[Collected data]
▶

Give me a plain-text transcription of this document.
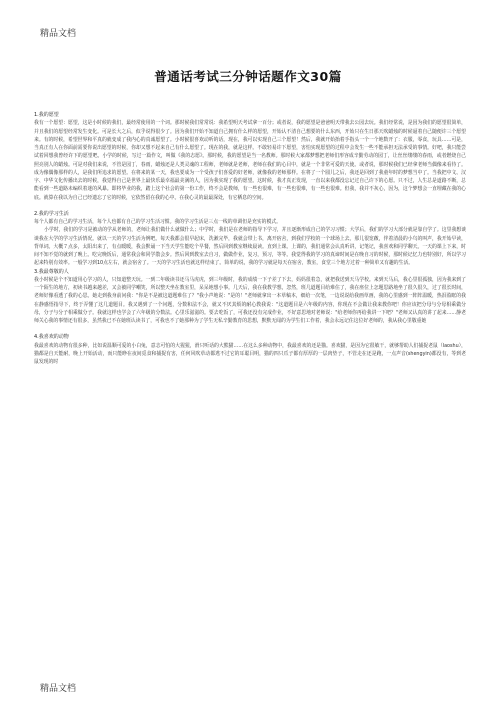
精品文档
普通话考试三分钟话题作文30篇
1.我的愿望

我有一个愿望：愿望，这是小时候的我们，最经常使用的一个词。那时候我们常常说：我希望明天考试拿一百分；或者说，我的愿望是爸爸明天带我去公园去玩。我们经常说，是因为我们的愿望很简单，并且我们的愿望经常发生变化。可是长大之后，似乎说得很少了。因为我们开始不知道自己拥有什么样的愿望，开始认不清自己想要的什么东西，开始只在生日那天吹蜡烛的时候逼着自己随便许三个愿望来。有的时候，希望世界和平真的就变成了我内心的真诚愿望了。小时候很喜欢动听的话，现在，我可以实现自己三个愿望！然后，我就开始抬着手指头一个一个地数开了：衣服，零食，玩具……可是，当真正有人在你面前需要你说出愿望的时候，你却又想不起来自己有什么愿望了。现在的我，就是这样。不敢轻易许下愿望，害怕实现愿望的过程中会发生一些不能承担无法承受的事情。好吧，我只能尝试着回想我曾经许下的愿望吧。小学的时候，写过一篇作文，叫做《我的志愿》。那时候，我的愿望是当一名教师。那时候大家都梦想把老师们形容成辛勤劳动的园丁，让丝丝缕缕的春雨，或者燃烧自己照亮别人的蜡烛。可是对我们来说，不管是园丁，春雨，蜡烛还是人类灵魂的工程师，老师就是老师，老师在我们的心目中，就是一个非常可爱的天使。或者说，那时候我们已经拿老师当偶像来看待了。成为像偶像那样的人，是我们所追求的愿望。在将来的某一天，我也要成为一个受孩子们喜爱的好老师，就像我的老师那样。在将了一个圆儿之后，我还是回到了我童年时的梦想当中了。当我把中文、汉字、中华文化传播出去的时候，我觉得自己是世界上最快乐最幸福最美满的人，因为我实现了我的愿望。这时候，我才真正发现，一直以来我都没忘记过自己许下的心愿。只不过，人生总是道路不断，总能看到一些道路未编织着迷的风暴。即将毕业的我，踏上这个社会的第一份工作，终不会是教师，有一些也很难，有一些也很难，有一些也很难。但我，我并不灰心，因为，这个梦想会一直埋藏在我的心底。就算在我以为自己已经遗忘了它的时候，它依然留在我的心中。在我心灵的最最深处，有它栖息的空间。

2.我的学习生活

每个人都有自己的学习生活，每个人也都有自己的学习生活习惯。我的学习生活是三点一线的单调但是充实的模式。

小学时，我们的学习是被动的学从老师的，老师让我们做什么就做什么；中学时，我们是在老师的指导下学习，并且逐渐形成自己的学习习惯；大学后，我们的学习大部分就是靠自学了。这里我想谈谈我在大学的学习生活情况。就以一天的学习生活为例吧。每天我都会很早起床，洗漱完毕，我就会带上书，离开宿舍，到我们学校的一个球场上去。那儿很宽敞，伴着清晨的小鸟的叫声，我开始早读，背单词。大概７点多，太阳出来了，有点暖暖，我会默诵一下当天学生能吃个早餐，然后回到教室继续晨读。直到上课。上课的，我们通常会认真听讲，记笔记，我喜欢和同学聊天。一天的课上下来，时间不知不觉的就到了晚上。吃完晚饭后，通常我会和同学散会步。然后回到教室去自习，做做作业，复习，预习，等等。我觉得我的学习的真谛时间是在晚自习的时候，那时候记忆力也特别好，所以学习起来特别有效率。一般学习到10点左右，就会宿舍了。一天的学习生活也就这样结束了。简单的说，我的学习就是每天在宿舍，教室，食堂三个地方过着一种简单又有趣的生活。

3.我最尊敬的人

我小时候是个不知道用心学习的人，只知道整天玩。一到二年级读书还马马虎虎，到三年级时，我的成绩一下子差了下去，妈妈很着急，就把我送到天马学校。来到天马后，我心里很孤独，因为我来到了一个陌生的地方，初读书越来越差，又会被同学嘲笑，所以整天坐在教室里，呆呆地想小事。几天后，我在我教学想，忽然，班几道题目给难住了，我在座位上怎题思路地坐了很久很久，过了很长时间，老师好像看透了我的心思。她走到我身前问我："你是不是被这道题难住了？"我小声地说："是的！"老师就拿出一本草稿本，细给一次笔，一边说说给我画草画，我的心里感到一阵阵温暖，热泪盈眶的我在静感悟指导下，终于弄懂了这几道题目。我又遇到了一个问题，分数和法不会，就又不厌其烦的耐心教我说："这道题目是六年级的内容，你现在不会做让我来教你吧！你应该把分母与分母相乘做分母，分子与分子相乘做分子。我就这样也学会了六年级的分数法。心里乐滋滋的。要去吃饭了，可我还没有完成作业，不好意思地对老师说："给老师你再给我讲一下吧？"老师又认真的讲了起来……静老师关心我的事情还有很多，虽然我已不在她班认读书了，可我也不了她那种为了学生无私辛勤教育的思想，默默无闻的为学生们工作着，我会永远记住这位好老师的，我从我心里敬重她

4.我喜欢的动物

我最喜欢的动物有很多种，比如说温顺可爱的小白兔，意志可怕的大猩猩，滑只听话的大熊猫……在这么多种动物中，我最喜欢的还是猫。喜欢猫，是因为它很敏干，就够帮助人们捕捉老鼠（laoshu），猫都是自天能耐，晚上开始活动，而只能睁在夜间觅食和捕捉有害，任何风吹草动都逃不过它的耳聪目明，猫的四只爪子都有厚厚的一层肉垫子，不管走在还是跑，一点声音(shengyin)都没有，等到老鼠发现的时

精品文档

◀
▶

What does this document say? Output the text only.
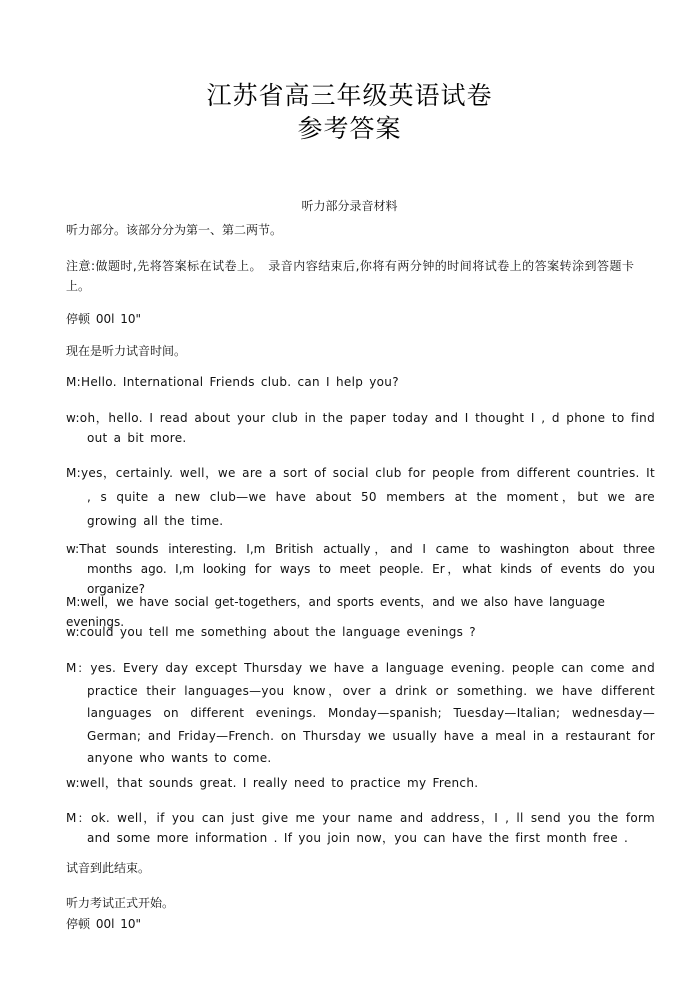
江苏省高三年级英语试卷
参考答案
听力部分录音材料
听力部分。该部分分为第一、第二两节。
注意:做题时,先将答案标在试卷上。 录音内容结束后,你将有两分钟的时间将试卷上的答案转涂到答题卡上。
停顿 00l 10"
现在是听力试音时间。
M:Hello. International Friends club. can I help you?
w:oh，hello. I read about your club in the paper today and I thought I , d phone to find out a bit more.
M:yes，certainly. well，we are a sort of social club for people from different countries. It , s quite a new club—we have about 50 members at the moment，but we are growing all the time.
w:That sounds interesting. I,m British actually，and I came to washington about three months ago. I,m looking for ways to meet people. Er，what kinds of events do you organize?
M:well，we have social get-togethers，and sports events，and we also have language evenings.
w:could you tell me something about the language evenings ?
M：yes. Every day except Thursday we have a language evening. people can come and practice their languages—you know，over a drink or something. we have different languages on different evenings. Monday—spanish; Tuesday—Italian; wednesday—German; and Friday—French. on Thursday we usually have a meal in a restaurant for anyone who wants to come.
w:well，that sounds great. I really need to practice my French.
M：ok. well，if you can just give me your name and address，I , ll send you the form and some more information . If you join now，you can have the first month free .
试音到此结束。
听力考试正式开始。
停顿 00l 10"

◀

Search the entries for the word "more" and gather every line where it appears.

w:oh，hello. I read about your club in the paper today and I thought I , d phone to find out a bit more.
M：ok. well，if you can just give me your name and address，I , ll send you the form and some more information . If you join now，you can have the first month free .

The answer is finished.